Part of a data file

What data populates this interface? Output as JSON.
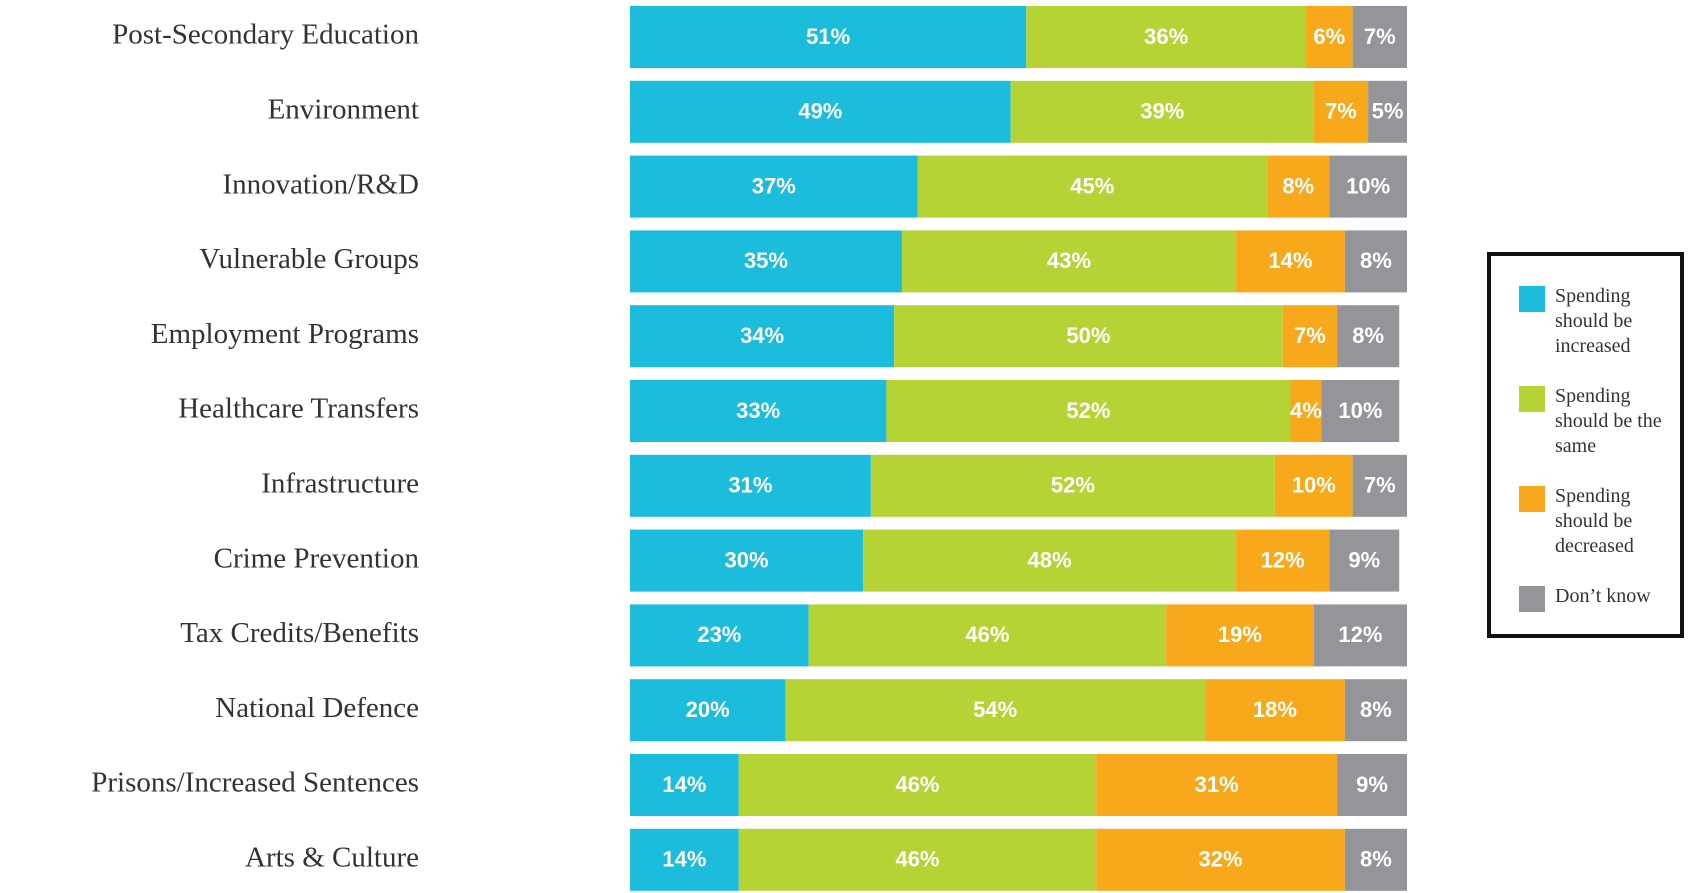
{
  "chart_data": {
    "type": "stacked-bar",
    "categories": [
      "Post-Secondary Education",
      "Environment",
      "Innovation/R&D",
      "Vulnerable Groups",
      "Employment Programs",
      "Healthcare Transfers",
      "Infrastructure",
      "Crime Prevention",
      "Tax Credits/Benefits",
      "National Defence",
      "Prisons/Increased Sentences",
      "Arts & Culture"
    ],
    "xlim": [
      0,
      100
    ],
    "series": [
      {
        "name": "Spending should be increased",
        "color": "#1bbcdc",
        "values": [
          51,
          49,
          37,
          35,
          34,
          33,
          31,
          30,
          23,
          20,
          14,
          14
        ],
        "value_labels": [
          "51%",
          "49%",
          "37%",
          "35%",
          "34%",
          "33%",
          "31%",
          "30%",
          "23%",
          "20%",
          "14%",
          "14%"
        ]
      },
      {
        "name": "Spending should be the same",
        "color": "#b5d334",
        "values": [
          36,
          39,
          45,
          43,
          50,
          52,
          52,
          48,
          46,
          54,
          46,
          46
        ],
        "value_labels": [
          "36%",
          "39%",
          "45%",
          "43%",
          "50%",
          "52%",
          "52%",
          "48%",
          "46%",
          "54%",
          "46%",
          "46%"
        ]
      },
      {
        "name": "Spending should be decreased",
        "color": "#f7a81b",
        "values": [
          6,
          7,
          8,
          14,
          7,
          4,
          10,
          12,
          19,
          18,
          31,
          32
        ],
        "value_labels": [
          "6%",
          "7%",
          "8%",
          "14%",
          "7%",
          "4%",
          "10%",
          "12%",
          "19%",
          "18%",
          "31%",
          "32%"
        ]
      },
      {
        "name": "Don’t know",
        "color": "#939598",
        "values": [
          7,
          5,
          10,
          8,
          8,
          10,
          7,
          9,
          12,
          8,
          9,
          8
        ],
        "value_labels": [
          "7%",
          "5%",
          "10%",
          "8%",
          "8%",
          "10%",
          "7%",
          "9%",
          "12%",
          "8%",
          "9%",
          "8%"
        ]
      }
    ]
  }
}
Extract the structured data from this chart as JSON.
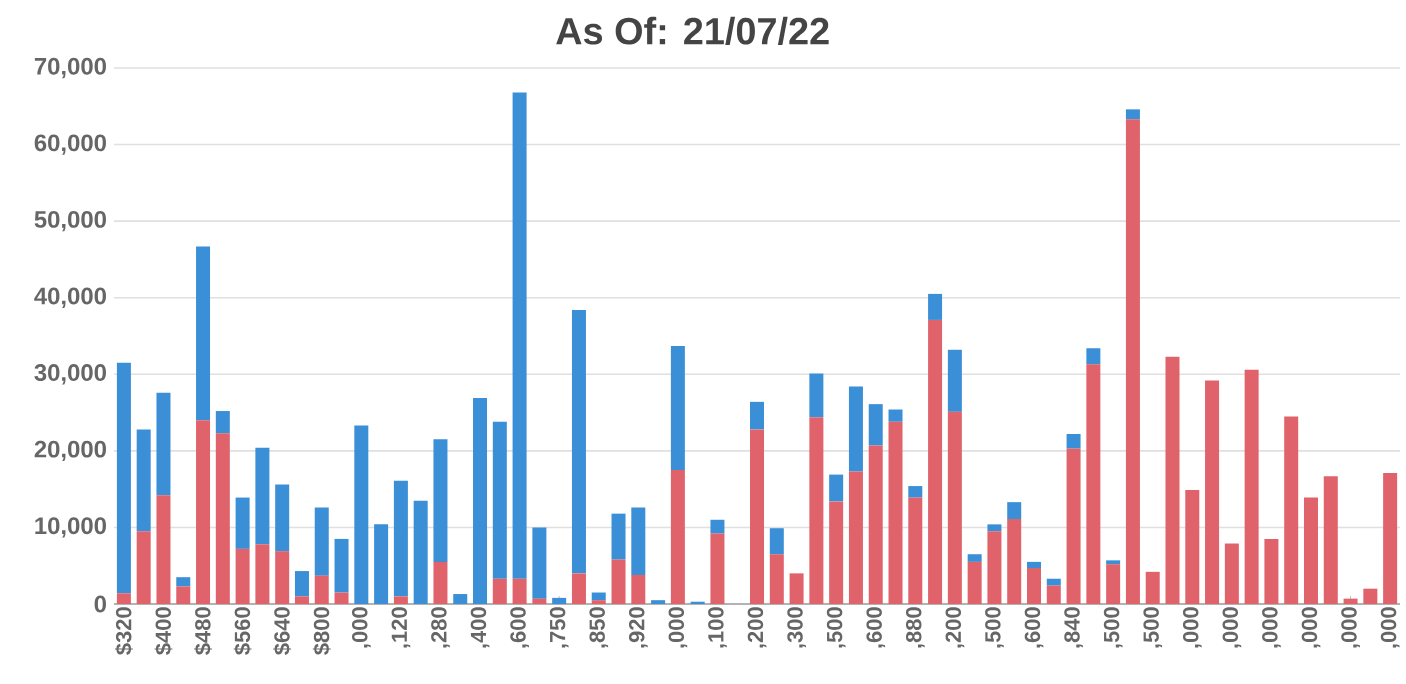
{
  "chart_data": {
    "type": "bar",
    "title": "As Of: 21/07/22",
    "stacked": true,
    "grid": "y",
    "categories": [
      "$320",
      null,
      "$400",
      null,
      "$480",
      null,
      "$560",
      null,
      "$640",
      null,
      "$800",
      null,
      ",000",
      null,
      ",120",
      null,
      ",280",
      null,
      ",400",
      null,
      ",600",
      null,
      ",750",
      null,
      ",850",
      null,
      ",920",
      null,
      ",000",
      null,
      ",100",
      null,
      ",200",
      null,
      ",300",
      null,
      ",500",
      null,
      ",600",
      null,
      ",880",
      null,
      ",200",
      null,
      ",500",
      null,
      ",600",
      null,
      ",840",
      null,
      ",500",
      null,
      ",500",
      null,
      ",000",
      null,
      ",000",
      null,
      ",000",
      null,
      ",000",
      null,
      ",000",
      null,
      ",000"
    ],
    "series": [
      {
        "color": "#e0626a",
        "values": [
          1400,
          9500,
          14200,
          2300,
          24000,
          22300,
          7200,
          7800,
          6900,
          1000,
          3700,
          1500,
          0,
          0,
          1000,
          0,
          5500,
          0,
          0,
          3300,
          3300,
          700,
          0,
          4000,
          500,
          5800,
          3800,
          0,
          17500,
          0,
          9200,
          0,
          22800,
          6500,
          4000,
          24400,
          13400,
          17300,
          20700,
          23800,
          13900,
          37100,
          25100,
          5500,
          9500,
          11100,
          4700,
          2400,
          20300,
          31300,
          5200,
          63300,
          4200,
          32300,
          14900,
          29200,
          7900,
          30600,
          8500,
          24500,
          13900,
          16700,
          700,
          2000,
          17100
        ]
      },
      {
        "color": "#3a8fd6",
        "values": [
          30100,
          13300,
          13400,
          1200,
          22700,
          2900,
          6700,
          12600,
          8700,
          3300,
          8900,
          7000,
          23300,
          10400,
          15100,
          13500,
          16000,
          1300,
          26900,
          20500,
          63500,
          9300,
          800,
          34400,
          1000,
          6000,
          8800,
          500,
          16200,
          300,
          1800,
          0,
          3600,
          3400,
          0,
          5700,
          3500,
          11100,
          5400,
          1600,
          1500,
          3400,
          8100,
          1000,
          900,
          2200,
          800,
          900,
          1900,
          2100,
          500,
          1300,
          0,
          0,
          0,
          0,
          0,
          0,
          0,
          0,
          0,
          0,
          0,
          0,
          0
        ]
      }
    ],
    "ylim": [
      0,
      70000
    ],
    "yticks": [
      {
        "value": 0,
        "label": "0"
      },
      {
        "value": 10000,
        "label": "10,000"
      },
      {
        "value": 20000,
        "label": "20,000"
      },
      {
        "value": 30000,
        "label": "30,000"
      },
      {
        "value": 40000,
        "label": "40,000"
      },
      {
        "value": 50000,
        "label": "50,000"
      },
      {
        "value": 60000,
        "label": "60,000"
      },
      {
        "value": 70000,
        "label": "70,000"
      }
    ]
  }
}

...

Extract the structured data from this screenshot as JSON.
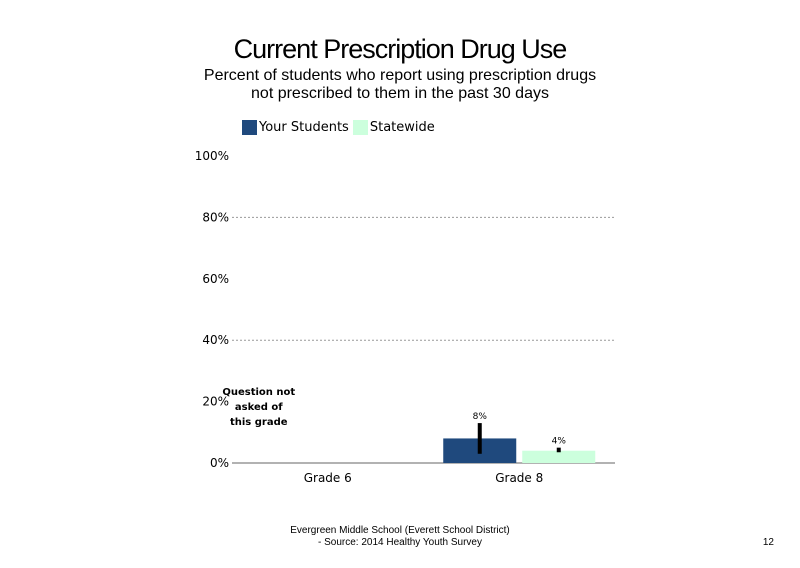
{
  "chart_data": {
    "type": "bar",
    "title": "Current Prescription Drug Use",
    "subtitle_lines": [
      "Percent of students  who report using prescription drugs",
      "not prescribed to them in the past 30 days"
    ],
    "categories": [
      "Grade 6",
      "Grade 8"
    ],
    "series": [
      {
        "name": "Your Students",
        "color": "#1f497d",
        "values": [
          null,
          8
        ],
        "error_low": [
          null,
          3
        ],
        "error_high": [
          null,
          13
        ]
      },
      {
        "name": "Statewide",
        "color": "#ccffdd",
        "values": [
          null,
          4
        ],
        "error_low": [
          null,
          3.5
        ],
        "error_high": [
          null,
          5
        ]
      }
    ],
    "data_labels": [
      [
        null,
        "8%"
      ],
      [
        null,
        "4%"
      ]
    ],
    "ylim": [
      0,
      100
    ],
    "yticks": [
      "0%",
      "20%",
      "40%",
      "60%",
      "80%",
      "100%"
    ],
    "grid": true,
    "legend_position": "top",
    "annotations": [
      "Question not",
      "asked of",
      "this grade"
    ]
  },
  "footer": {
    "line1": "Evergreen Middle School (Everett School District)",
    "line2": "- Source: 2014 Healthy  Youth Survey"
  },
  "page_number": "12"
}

• TO BE DONE:
Pull every line containing the word "Extract" out of the material.

• WRITTEN ANSWER:
Extract the structured data from this chart as JSON.
Extract the structured data from this screenshot as JSON.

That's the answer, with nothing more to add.